** Start of DATA SHOWN **

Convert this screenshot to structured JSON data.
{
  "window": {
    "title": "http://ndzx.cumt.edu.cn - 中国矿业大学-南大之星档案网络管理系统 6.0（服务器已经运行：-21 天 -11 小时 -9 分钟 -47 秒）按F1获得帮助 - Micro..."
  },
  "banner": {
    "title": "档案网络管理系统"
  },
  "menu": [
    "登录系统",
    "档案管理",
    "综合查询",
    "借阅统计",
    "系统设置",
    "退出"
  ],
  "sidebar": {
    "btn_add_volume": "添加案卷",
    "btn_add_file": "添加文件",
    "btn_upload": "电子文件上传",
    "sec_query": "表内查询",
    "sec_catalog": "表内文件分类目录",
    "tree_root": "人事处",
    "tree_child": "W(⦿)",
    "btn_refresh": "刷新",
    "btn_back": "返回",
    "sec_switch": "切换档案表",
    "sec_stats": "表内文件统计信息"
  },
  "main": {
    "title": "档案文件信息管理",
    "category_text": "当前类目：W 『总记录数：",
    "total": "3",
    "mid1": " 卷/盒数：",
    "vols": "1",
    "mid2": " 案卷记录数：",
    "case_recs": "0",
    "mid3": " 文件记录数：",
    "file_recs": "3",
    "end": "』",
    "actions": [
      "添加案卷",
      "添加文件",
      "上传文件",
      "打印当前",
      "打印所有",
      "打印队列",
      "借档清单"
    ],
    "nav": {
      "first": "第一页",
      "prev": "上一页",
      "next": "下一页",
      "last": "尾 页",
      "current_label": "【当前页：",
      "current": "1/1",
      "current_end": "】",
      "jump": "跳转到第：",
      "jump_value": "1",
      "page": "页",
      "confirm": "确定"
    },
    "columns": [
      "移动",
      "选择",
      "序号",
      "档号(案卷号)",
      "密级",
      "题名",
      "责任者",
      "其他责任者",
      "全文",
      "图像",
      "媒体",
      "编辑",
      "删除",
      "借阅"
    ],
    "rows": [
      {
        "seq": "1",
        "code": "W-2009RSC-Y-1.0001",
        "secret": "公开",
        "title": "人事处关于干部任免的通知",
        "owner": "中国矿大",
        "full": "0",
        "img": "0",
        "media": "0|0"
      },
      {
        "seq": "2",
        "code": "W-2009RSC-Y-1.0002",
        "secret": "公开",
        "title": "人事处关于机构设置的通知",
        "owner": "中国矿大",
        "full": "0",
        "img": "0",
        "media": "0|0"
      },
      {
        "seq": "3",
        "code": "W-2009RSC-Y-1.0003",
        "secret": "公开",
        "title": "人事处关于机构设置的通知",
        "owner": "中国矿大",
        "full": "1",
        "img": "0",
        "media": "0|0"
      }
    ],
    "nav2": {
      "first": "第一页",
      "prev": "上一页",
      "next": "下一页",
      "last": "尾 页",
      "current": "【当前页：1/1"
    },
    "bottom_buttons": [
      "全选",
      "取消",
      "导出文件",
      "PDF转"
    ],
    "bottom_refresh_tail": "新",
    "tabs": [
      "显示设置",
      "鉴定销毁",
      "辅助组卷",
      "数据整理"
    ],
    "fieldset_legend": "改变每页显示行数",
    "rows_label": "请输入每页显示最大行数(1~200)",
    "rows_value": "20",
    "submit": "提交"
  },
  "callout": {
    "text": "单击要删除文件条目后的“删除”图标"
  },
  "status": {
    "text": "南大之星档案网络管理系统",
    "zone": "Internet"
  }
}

** End of DATA SHOWN **

◆ **REQUEST**:
Note each line of the entries that has "title" in it, and copy those lines.

◆ **FINISHED ANSWER**:
    "title": "http://ndzx.cumt.edu.cn - 中国矿业大学-南大之星档案网络管理系统 6.0（服务器已经运行：-21 天 -11 小时 -9 分钟 -47 秒）按F1获得帮助 - Micro..."
    "title": "档案网络管理系统"
    "title": "档案文件信息管理",
        "title": "人事处关于干部任免的通知",
        "title": "人事处关于机构设置的通知",
        "title": "人事处关于机构设置的通知",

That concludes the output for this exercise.